• [Entries provided]:
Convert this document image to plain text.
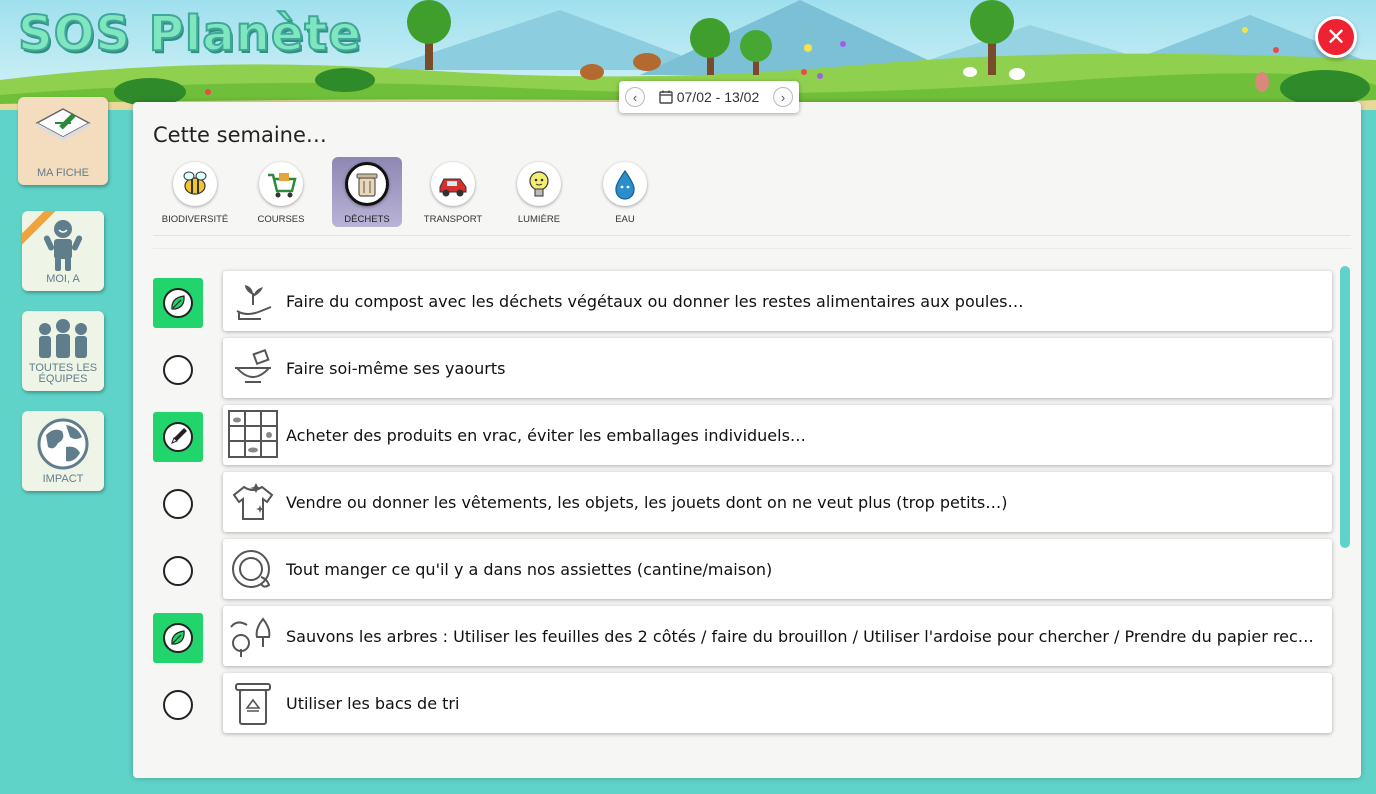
SOS Planète	✕
‹	07/02 - 13/02	›
MA FICHE
MOI, A
TOUTES LES ÉQUIPES
IMPACT
Cette semaine…
BIODIVERSITÉ	COURSES	DÉCHETS	TRANSPORT	LUMIÈRE	EAU
Faire du compost avec les déchets végétaux ou donner les restes alimentaires aux poules…
Faire soi-même ses yaourts
Acheter des produits en vrac, éviter les emballages individuels…
Vendre ou donner les vêtements, les objets, les jouets dont on ne veut plus (trop petits…)
Tout manger ce qu'il y a dans nos assiettes (cantine/maison)
Sauvons les arbres : Utiliser les feuilles des 2 côtés / faire du brouillon / Utiliser l'ardoise pour chercher / Prendre du papier rec…
Utiliser les bacs de tri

• [Objective]:
Restate each line of the records exactly; pictures do not belong in the copy.

• [Complete output]:
Convert this document image to plain text.
SOS Planète	✕
‹	07/02 - 13/02	›
MA FICHE
MOI, A
TOUTES LES ÉQUIPES
IMPACT
Cette semaine…
BIODIVERSITÉ	COURSES	DÉCHETS	TRANSPORT	LUMIÈRE	EAU
Faire du compost avec les déchets végétaux ou donner les restes alimentaires aux poules…
Faire soi-même ses yaourts
Acheter des produits en vrac, éviter les emballages individuels…
Vendre ou donner les vêtements, les objets, les jouets dont on ne veut plus (trop petits…)
Tout manger ce qu'il y a dans nos assiettes (cantine/maison)
Sauvons les arbres : Utiliser les feuilles des 2 côtés / faire du brouillon / Utiliser l'ardoise pour chercher / Prendre du papier rec…
Utiliser les bacs de tri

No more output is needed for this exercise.